» **Task to complete**
The records below must be output exactly, without pictures.

» **Data entries**
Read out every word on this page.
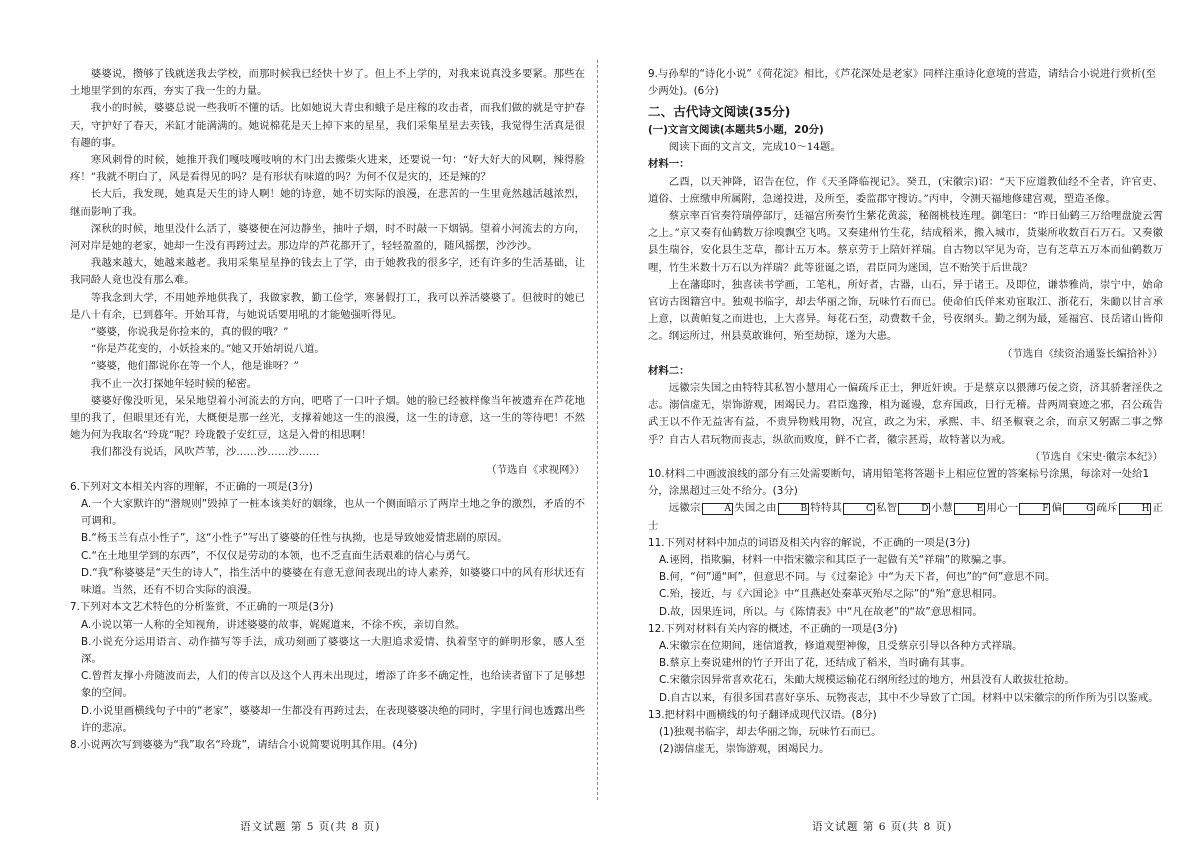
婆婆说，攒够了钱就送我去学校，而那时候我已经快十岁了。但上不上学的，对我来说真没多要紧。那些在土地里学到的东西，夯实了我一生的力量。

我小的时候，婆婆总说一些我听不懂的话。比如她说大青虫和蛾子是庄稼的攻击者，而我们做的就是守护春天，守护好了春天，米缸才能满满的。她说棉花是天上掉下来的星星，我们采集星星去卖钱，我觉得生活真是很有趣的事。

寒风刺骨的时候，她推开我们嘎吱嘎吱响的木门出去搬柴火进来，还要说一句：“好大好大的风啊，辣得脸疼！”我就不明白了，风是看得见的吗？是有形状有味道的吗？为何不仅是灾的，还是辣的？

长大后，我发现，她真是天生的诗人啊！她的诗意，她不切实际的浪漫，在悲苦的一生里竟然越活越浓烈，继而影响了我。

深秋的时候，地里没什么活了，婆婆便在河边静坐，抽叶子烟，时不时敲一下烟锅。望着小河流去的方向，河对岸是她的老家，她却一生没有再跨过去。那边岸的芦花都开了，轻轻盈盈的，随风摇摆，沙沙沙。

我越来越大，她越来越老。我用采集星星挣的钱去上了学，由于她教我的很多字，还有许多的生活基础，让我同龄人竟也没有那么难。

等我念到大学，不用她养地供我了，我做家教，勤工俭学，寒暑假打工，我可以养活婆婆了。但彼时的她已是八十有余，已到暮年。开始耳背，与她说话要用吼的才能勉强听得见。

“婆婆，你说我是你捡来的，真的假的哦？”

“你是芦花变的，小妖捡来的。”她又开始胡说八道。

“婆婆，他们都说你在等一个人，他是谁呀？”

我不止一次打探她年轻时候的秘密。

婆婆好像没听见，呆呆地望着小河流去的方向，吧嗒了一口叶子烟。她的脸已经被样像当年被遗弃在芦花地里的我了，但眼里还有光，大概便是那一丝光，支撑着她这一生的浪漫，这一生的诗意，这一生的等待吧！不然她为何为我取名“玲珑”呢？玲珑骰子安红豆，这是入骨的相思啊！

我们都没有说话，风吹芦苇，沙……沙……沙……

（节选自《求视网》）

6.下列对文本相关内容的理解，不正确的一项是(3分)

A.一个大家默许的“潜规则”毁掉了一桩本该美好的姻缘，也从一个侧面暗示了两岸土地之争的激烈，矛盾的不可调和。

B.“杨玉兰有点小性子”，这“小性子”写出了婆婆的任性与执拗，也是导致她爱情悲剧的原因。

C.“在土地里学到的东西”，不仅仅是劳动的本领，也不乏直面生活艰难的信心与勇气。

D.“我”称婆婆是“天生的诗人”，指生活中的婆婆在有意无意间表现出的诗人素养，如婆婆口中的风有形状还有味道。当然，还有不切合实际的浪漫。

7.下列对本文艺术特色的分析鉴赏，不正确的一项是(3分)

A.小说以第一人称的全知视角，讲述婆婆的故事，娓娓道来，不徐不疾，亲切自然。

B.小说充分运用语言、动作描写等手法，成功刻画了婆婆这一大胆追求爱情、执着坚守的鲜明形象，感人至深。

C.曾哲友撑小舟随波而去，人们的传言以及这个人再未出现过，增添了许多不确定性，也给读者留下了足够想象的空间。

D.小说里画横线句子中的“老家”，婆婆却一生都没有再跨过去，在表现婆婆决绝的同时，字里行间也透露出些许的悲凉。

8.小说两次写到婆婆为“我”取名“玲珑”，请结合小说简要说明其作用。(4分)

9.与孙犁的“诗化小说”《荷花淀》相比，《芦花深处是老家》同样注重诗化意境的营造，请结合小说进行赏析(至少两处)。(6分)

二、古代诗文阅读(35分)

(一)文言文阅读(本题共5小题，20分)

阅读下面的文言文，完成10～14题。

材料一：

乙酉，以天神降，诏告在位，作《天圣降临视记》。癸丑，(宋徽宗)诏：“天下应道教仙经不全者，许官吏、道俗、士庶缴申所属附，急递投进，及所至，委监郡守搜访。”丙申，令测天福地修建宫观，塑造圣像。

蔡京率百官奏符瑞停部厅，廷福宫所奏竹生紫花黄蕊，秘阁桃枝连理。御笔曰：“昨日仙鹤三万给哩盘旋云霄之上。”京又奏有仙鹤数万徐嗅飘空飞鸣。又奏建州竹生花，结成稻米，搬入城市，货粜所收数百石万石。又奏徽县生瑞谷，安化县生芝草，都计五万本。蔡京劳于上陪奸祥瑞。自古物以罕见为奇，岂有芝草五万本而仙鹤数万哩，竹生米数十万石以为祥瑞？此等诳诞之语，君臣同为迷国，岂不贻笑于后世哉？

上在藩邸时，独喜读书学画，工笔札，所好者，古器，山石，异于诸王。及即位，谦恭雅尚，崇宁中，始命官访古图籍宫中。独观书临字，却去华丽之饰，玩味竹石而已。使命伯氏佯来劝宦取江、浙花石，朱勔以甘言承上意，以黄帕复之而进也，上大喜异。每花石至，动费数千金，号夜纲头。勤之纲为最，延福宫、艮岳诸山皆仰之。纲运所过，州县莫敢谁何，殆至劫掠，遂为大患。

（节选自《续资治通鉴长编拾补》）

材料二：

远徽宗失国之由特特其私智小慧用心一偏疏斥正士，狎近奸谀。于是蔡京以猥薄巧佞之资，济其骄奢淫佚之志。溺信虚无，崇饰游观，困竭民力。君臣逸豫，相为诞谩，怠弃国政，日行无稽。昔两周衰迹之邪，召公疏告武王以不作无益害有益，不贵异物贱用物，况宣，政之为宋，承熙、丰、绍圣椒衰之余，而京又躬踞二事之弊乎？自古人君玩物而丧志，纵欲而败度，鲜不亡者，徽宗甚焉，故特著以为戒。

（节选自《宋史·徽宗本纪》）

10.材料二中画波浪线的部分有三处需要断句，请用铅笔将答题卡上相应位置的答案标号涂黑，每涂对一处给1分，涂黑超过三处不给分。(3分)

远徽宗	A 失国之由	B 特特其	C 私智	D 小慧	E 用心一	F 偏	G 疏斥	H 正士

11.下列对材料中加点的词语及相关内容的解说，不正确的一项是(3分)

A.诬罔，指欺骗，材料一中指宋徽宗和其臣子一起做有关“祥瑞”的欺骗之事。

B.何，“何”通“呵”，但意思不同。与《过秦论》中“为天下者，何也”的“何”意思不同。

C.殆，接近，与《六国论》中“且燕赵处秦革灭殆尽之际”的“殆”意思相同。

D.故，因果连词，所以。与《陈情表》中“凡在故老”的“故”意思相同。

12.下列对材料有关内容的概述，不正确的一项是(3分)

A.宋徽宗在位期间，迷信道教，修道观塑神像，且受蔡京引导以各种方式祥瑞。

B.蔡京上奏说建州的竹子开出了花，还结成了稻米，当时确有其事。

C.宋徽宗因异常喜欢花石，朱勔大规模运输花石纲所经过的地方，州县没有人敢拔壮抢劫。

D.自古以来，有很多国君喜好享乐、玩物丧志，其中不少导致了亡国。材料中以宋徽宗的所作所为引以鉴戒。

13.把材料中画横线的句子翻译成现代汉语。(8分)

(1)独观书临字，却去华丽之饰，玩味竹石而已。

(2)溺信虚无，崇饰游观，困竭民力。

语文试题 第 5 页(共 8 页)	语文试题 第 6 页(共 8 页)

» **Correct answer**
Read out every word on this page.
婆婆说，攒够了钱就送我去学校，而那时候我已经快十岁了。但上不上学的，对我来说真没多要紧。那些在土地里学到的东西，夯实了我一生的力量。

我小的时候，婆婆总说一些我听不懂的话。比如她说大青虫和蛾子是庄稼的攻击者，而我们做的就是守护春天，守护好了春天，米缸才能满满的。她说棉花是天上掉下来的星星，我们采集星星去卖钱，我觉得生活真是很有趣的事。

寒风刺骨的时候，她推开我们嘎吱嘎吱响的木门出去搬柴火进来，还要说一句：“好大好大的风啊，辣得脸疼！”我就不明白了，风是看得见的吗？是有形状有味道的吗？为何不仅是灾的，还是辣的？

长大后，我发现，她真是天生的诗人啊！她的诗意，她不切实际的浪漫，在悲苦的一生里竟然越活越浓烈，继而影响了我。

深秋的时候，地里没什么活了，婆婆便在河边静坐，抽叶子烟，时不时敲一下烟锅。望着小河流去的方向，河对岸是她的老家，她却一生没有再跨过去。那边岸的芦花都开了，轻轻盈盈的，随风摇摆，沙沙沙。

我越来越大，她越来越老。我用采集星星挣的钱去上了学，由于她教我的很多字，还有许多的生活基础，让我同龄人竟也没有那么难。

等我念到大学，不用她养地供我了，我做家教，勤工俭学，寒暑假打工，我可以养活婆婆了。但彼时的她已是八十有余，已到暮年。开始耳背，与她说话要用吼的才能勉强听得见。

“婆婆，你说我是你捡来的，真的假的哦？”

“你是芦花变的，小妖捡来的。”她又开始胡说八道。

“婆婆，他们都说你在等一个人，他是谁呀？”

我不止一次打探她年轻时候的秘密。

婆婆好像没听见，呆呆地望着小河流去的方向，吧嗒了一口叶子烟。她的脸已经被样像当年被遗弃在芦花地里的我了，但眼里还有光，大概便是那一丝光，支撑着她这一生的浪漫，这一生的诗意，这一生的等待吧！不然她为何为我取名“玲珑”呢？玲珑骰子安红豆，这是入骨的相思啊！

我们都没有说话，风吹芦苇，沙……沙……沙……

（节选自《求视网》）

6.下列对文本相关内容的理解，不正确的一项是(3分)

A.一个大家默许的“潜规则”毁掉了一桩本该美好的姻缘，也从一个侧面暗示了两岸土地之争的激烈，矛盾的不可调和。

B.“杨玉兰有点小性子”，这“小性子”写出了婆婆的任性与执拗，也是导致她爱情悲剧的原因。

C.“在土地里学到的东西”，不仅仅是劳动的本领，也不乏直面生活艰难的信心与勇气。

D.“我”称婆婆是“天生的诗人”，指生活中的婆婆在有意无意间表现出的诗人素养，如婆婆口中的风有形状还有味道。当然，还有不切合实际的浪漫。

7.下列对本文艺术特色的分析鉴赏，不正确的一项是(3分)

A.小说以第一人称的全知视角，讲述婆婆的故事，娓娓道来，不徐不疾，亲切自然。

B.小说充分运用语言、动作描写等手法，成功刻画了婆婆这一大胆追求爱情、执着坚守的鲜明形象，感人至深。

C.曾哲友撑小舟随波而去，人们的传言以及这个人再未出现过，增添了许多不确定性，也给读者留下了足够想象的空间。

D.小说里画横线句子中的“老家”，婆婆却一生都没有再跨过去，在表现婆婆决绝的同时，字里行间也透露出些许的悲凉。

8.小说两次写到婆婆为“我”取名“玲珑”，请结合小说简要说明其作用。(4分)

9.与孙犁的“诗化小说”《荷花淀》相比，《芦花深处是老家》同样注重诗化意境的营造，请结合小说进行赏析(至少两处)。(6分)

二、古代诗文阅读(35分)

(一)文言文阅读(本题共5小题，20分)

阅读下面的文言文，完成10～14题。

材料一：

乙酉，以天神降，诏告在位，作《天圣降临视记》。癸丑，(宋徽宗)诏：“天下应道教仙经不全者，许官吏、道俗、士庶缴申所属附，急递投进，及所至，委监郡守搜访。”丙申，令测天福地修建宫观，塑造圣像。

蔡京率百官奏符瑞停部厅，廷福宫所奏竹生紫花黄蕊，秘阁桃枝连理。御笔曰：“昨日仙鹤三万给哩盘旋云霄之上。”京又奏有仙鹤数万徐嗅飘空飞鸣。又奏建州竹生花，结成稻米，搬入城市，货粜所收数百石万石。又奏徽县生瑞谷，安化县生芝草，都计五万本。蔡京劳于上陪奸祥瑞。自古物以罕见为奇，岂有芝草五万本而仙鹤数万哩，竹生米数十万石以为祥瑞？此等诳诞之语，君臣同为迷国，岂不贻笑于后世哉？

上在藩邸时，独喜读书学画，工笔札，所好者，古器，山石，异于诸王。及即位，谦恭雅尚，崇宁中，始命官访古图籍宫中。独观书临字，却去华丽之饰，玩味竹石而已。使命伯氏佯来劝宦取江、浙花石，朱勔以甘言承上意，以黄帕复之而进也，上大喜异。每花石至，动费数千金，号夜纲头。勤之纲为最，延福宫、艮岳诸山皆仰之。纲运所过，州县莫敢谁何，殆至劫掠，遂为大患。

（节选自《续资治通鉴长编拾补》）

材料二：

远徽宗失国之由特特其私智小慧用心一偏疏斥正士，狎近奸谀。于是蔡京以猥薄巧佞之资，济其骄奢淫佚之志。溺信虚无，崇饰游观，困竭民力。君臣逸豫，相为诞谩，怠弃国政，日行无稽。昔两周衰迹之邪，召公疏告武王以不作无益害有益，不贵异物贱用物，况宣，政之为宋，承熙、丰、绍圣椒衰之余，而京又躬踞二事之弊乎？自古人君玩物而丧志，纵欲而败度，鲜不亡者，徽宗甚焉，故特著以为戒。

（节选自《宋史·徽宗本纪》）

10.材料二中画波浪线的部分有三处需要断句，请用铅笔将答题卡上相应位置的答案标号涂黑，每涂对一处给1分，涂黑超过三处不给分。(3分)

远徽宗	A 失国之由	B 特特其	C 私智	D 小慧	E 用心一	F 偏	G 疏斥	H 正士

11.下列对材料中加点的词语及相关内容的解说，不正确的一项是(3分)

A.诬罔，指欺骗，材料一中指宋徽宗和其臣子一起做有关“祥瑞”的欺骗之事。

B.何，“何”通“呵”，但意思不同。与《过秦论》中“为天下者，何也”的“何”意思不同。

C.殆，接近，与《六国论》中“且燕赵处秦革灭殆尽之际”的“殆”意思相同。

D.故，因果连词，所以。与《陈情表》中“凡在故老”的“故”意思相同。

12.下列对材料有关内容的概述，不正确的一项是(3分)

A.宋徽宗在位期间，迷信道教，修道观塑神像，且受蔡京引导以各种方式祥瑞。

B.蔡京上奏说建州的竹子开出了花，还结成了稻米，当时确有其事。

C.宋徽宗因异常喜欢花石，朱勔大规模运输花石纲所经过的地方，州县没有人敢拔壮抢劫。

D.自古以来，有很多国君喜好享乐、玩物丧志，其中不少导致了亡国。材料中以宋徽宗的所作所为引以鉴戒。

13.把材料中画横线的句子翻译成现代汉语。(8分)

(1)独观书临字，却去华丽之饰，玩味竹石而已。

(2)溺信虚无，崇饰游观，困竭民力。

语文试题 第 5 页(共 8 页)	语文试题 第 6 页(共 8 页)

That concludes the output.